## Aim
Word for word, repeat the entries, minus the pictures.

[Saved entries]
-- START --

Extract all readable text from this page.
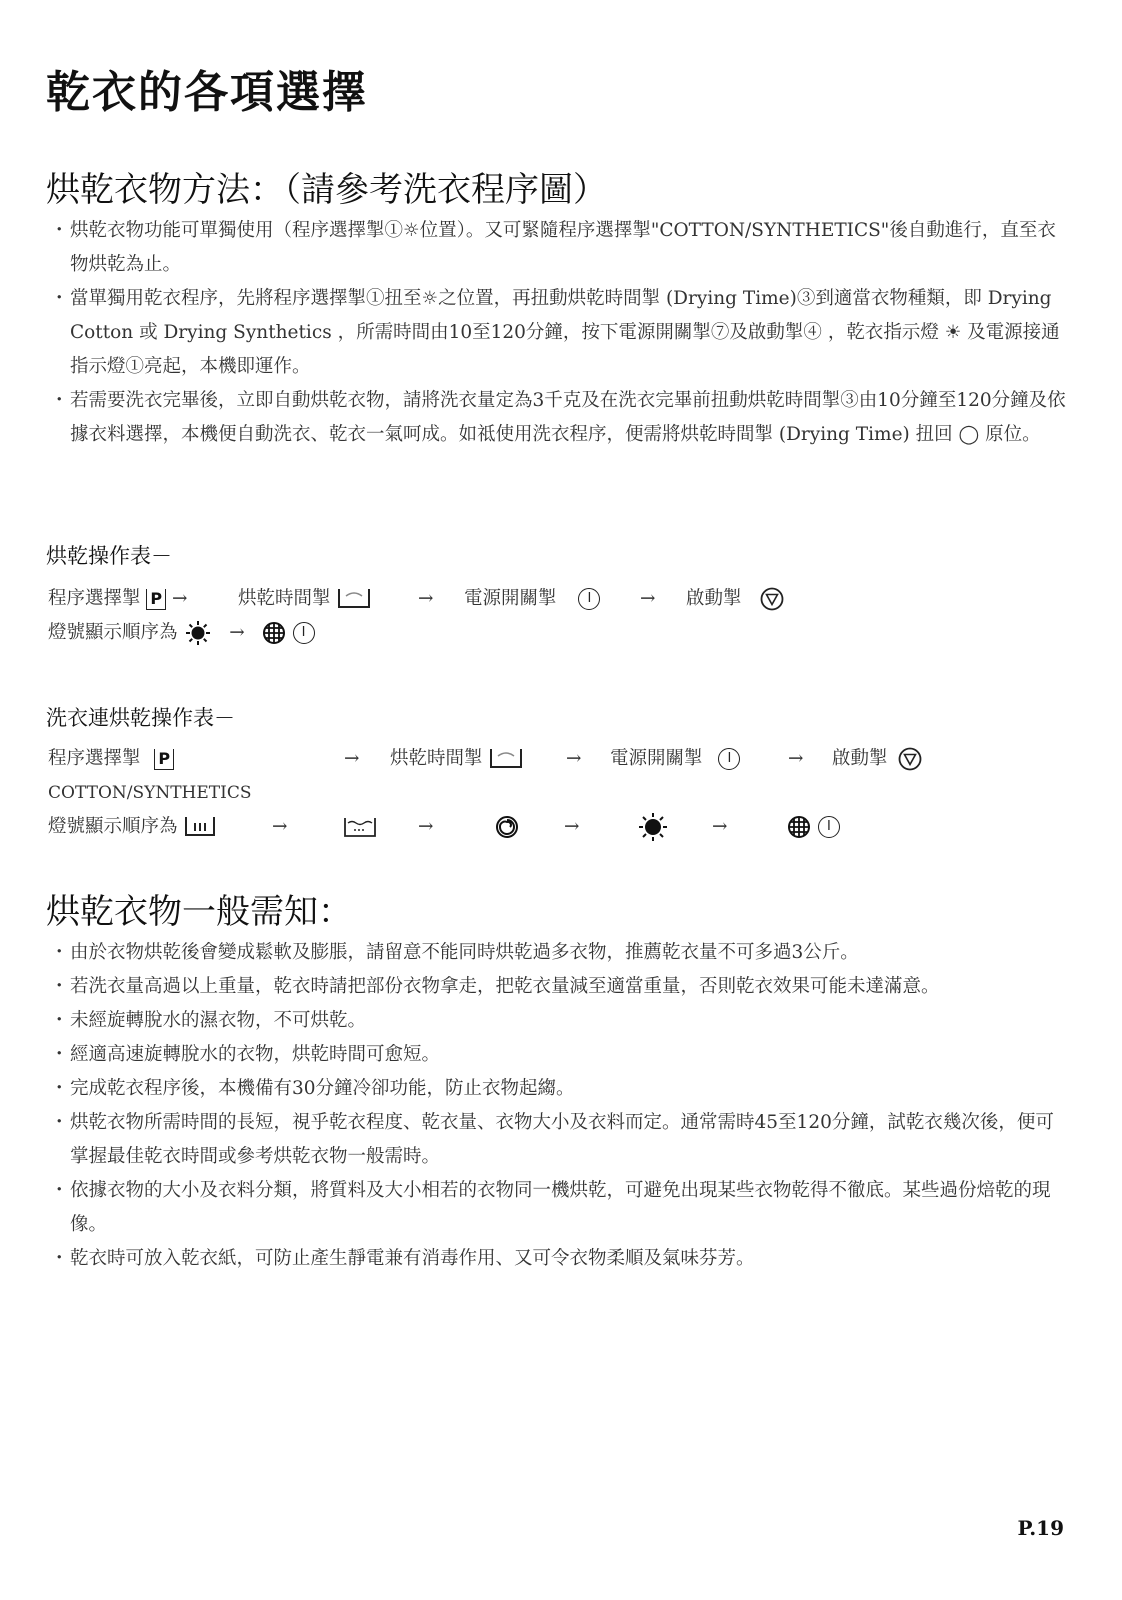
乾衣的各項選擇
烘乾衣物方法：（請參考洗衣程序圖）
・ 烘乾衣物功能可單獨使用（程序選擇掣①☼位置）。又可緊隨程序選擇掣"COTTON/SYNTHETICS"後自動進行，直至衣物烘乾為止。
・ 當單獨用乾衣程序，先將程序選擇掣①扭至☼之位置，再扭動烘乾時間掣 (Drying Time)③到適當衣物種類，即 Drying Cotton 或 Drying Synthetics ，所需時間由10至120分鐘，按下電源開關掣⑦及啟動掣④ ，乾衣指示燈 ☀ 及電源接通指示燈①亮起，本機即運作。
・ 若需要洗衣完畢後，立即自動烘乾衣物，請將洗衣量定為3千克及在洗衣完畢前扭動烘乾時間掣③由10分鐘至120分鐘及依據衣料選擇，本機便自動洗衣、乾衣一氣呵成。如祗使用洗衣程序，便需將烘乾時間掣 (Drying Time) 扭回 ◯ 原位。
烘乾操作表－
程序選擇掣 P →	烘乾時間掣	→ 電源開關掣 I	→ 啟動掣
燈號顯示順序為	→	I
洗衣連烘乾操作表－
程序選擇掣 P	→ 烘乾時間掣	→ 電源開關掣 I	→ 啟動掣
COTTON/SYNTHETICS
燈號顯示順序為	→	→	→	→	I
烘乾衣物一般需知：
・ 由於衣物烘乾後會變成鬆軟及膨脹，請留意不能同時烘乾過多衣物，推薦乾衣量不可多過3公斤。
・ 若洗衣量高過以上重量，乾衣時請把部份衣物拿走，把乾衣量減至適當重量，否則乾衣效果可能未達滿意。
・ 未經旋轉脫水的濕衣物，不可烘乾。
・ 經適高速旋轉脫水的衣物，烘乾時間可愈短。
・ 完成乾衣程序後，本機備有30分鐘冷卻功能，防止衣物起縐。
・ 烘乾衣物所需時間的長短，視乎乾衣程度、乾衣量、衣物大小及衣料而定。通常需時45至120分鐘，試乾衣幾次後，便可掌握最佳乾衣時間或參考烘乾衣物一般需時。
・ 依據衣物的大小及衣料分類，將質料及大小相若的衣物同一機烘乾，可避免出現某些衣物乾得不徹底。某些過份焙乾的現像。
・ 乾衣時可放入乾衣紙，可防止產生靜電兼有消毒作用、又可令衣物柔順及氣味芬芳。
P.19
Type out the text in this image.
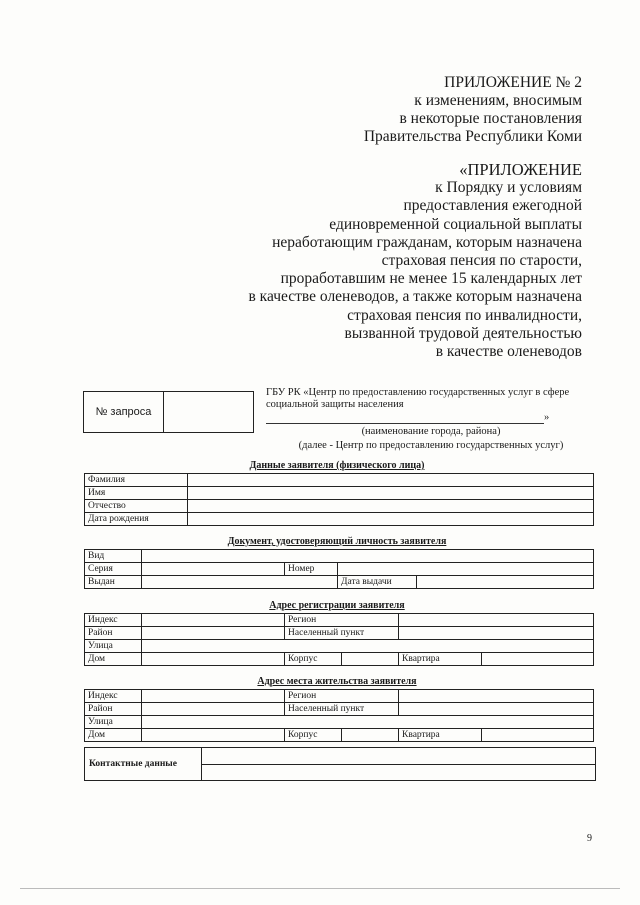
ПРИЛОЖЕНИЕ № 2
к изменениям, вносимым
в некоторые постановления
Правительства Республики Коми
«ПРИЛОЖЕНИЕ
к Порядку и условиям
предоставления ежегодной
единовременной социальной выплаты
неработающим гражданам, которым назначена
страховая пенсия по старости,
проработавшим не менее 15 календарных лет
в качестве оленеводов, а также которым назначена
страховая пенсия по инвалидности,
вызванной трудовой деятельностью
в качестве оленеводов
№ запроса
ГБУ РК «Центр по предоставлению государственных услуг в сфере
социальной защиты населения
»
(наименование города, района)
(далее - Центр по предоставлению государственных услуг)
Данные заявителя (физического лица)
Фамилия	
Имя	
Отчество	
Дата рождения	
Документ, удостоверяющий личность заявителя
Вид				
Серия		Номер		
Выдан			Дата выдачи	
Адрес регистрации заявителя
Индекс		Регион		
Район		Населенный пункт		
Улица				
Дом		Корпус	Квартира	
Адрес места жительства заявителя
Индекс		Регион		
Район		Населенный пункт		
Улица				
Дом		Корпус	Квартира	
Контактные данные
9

-- END --

## Response
Extract all readable text from this page.
乾衣的各項選擇
烘乾衣物方法：（請參考洗衣程序圖）
・ 烘乾衣物功能可單獨使用（程序選擇掣①☼位置）。又可緊隨程序選擇掣"COTTON/SYNTHETICS"後自動進行，直至衣物烘乾為止。
・ 當單獨用乾衣程序，先將程序選擇掣①扭至☼之位置，再扭動烘乾時間掣 (Drying Time)③到適當衣物種類，即 Drying Cotton 或 Drying Synthetics ，所需時間由10至120分鐘，按下電源開關掣⑦及啟動掣④ ，乾衣指示燈 ☀ 及電源接通指示燈①亮起，本機即運作。
・ 若需要洗衣完畢後，立即自動烘乾衣物，請將洗衣量定為3千克及在洗衣完畢前扭動烘乾時間掣③由10分鐘至120分鐘及依據衣料選擇，本機便自動洗衣、乾衣一氣呵成。如祗使用洗衣程序，便需將烘乾時間掣 (Drying Time) 扭回 ◯ 原位。
烘乾操作表－
程序選擇掣 P →	烘乾時間掣	→ 電源開關掣 I	→ 啟動掣
燈號顯示順序為	→	I
洗衣連烘乾操作表－
程序選擇掣 P	→ 烘乾時間掣	→ 電源開關掣 I	→ 啟動掣
COTTON/SYNTHETICS
燈號顯示順序為	→	→	→	→	I
烘乾衣物一般需知：
・ 由於衣物烘乾後會變成鬆軟及膨脹，請留意不能同時烘乾過多衣物，推薦乾衣量不可多過3公斤。
・ 若洗衣量高過以上重量，乾衣時請把部份衣物拿走，把乾衣量減至適當重量，否則乾衣效果可能未達滿意。
・ 未經旋轉脫水的濕衣物，不可烘乾。
・ 經適高速旋轉脫水的衣物，烘乾時間可愈短。
・ 完成乾衣程序後，本機備有30分鐘冷卻功能，防止衣物起縐。
・ 烘乾衣物所需時間的長短，視乎乾衣程度、乾衣量、衣物大小及衣料而定。通常需時45至120分鐘，試乾衣幾次後，便可掌握最佳乾衣時間或參考烘乾衣物一般需時。
・ 依據衣物的大小及衣料分類，將質料及大小相若的衣物同一機烘乾，可避免出現某些衣物乾得不徹底。某些過份焙乾的現像。
・ 乾衣時可放入乾衣紙，可防止產生靜電兼有消毒作用、又可令衣物柔順及氣味芬芳。
P.19
Type out the text in this image.
ПРИЛОЖЕНИЕ № 2
к изменениям, вносимым
в некоторые постановления
Правительства Республики Коми
«ПРИЛОЖЕНИЕ
к Порядку и условиям
предоставления ежегодной
единовременной социальной выплаты
неработающим гражданам, которым назначена
страховая пенсия по старости,
проработавшим не менее 15 календарных лет
в качестве оленеводов, а также которым назначена
страховая пенсия по инвалидности,
вызванной трудовой деятельностью
в качестве оленеводов
№ запроса
ГБУ РК «Центр по предоставлению государственных услуг в сфере
социальной защиты населения
»
(наименование города, района)
(далее - Центр по предоставлению государственных услуг)
Данные заявителя (физического лица)
Фамилия	
Имя	
Отчество	
Дата рождения	
Документ, удостоверяющий личность заявителя
Вид				
Серия		Номер		
Выдан			Дата выдачи	
Адрес регистрации заявителя
Индекс		Регион		
Район		Населенный пункт		
Улица				
Дом		Корпус	Квартира	
Адрес места жительства заявителя
Индекс		Регион		
Район		Населенный пункт		
Улица				
Дом		Корпус	Квартира	
Контактные данные
9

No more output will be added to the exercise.